Requirements: Report how many lines contain "this". The answer is a single number.
>>>>
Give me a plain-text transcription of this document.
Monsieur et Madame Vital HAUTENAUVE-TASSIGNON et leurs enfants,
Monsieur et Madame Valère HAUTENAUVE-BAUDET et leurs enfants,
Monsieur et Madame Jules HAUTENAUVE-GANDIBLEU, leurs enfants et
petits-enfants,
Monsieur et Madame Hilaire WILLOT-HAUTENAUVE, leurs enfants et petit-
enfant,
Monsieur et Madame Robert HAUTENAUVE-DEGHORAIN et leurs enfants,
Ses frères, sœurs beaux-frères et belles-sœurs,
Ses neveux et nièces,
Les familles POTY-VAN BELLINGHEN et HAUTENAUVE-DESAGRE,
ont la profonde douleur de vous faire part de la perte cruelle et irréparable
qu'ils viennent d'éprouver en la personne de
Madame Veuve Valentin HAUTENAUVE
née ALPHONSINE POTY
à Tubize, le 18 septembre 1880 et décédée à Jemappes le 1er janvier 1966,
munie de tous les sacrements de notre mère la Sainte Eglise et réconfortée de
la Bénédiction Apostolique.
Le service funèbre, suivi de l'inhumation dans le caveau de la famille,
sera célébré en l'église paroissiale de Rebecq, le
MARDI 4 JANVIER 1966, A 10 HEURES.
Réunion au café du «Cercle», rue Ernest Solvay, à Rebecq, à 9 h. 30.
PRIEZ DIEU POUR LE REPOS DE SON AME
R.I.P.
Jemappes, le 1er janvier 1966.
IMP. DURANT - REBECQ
<<<<
>>>>
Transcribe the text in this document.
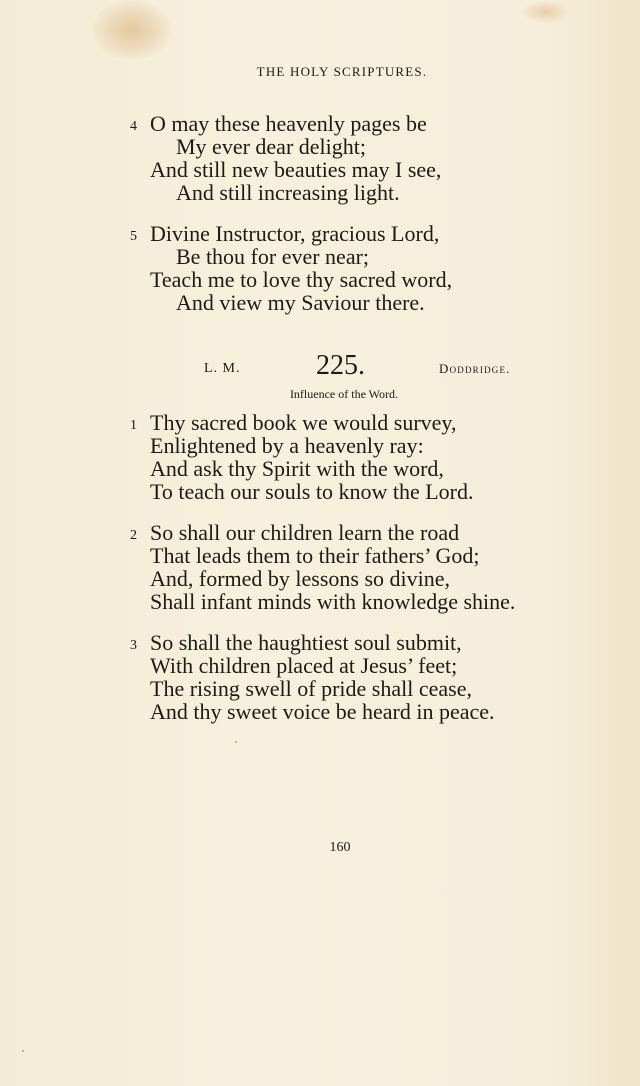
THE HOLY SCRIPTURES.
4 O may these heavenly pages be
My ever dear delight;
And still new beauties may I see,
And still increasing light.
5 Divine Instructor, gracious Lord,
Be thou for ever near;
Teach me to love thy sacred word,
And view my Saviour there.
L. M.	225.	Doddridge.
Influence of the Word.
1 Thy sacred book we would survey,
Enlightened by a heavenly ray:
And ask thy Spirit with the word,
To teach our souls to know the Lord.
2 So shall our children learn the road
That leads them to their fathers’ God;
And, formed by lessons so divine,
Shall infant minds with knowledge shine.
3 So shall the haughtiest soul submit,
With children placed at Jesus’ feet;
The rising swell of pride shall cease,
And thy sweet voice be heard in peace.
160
<<<<
Written solution: 2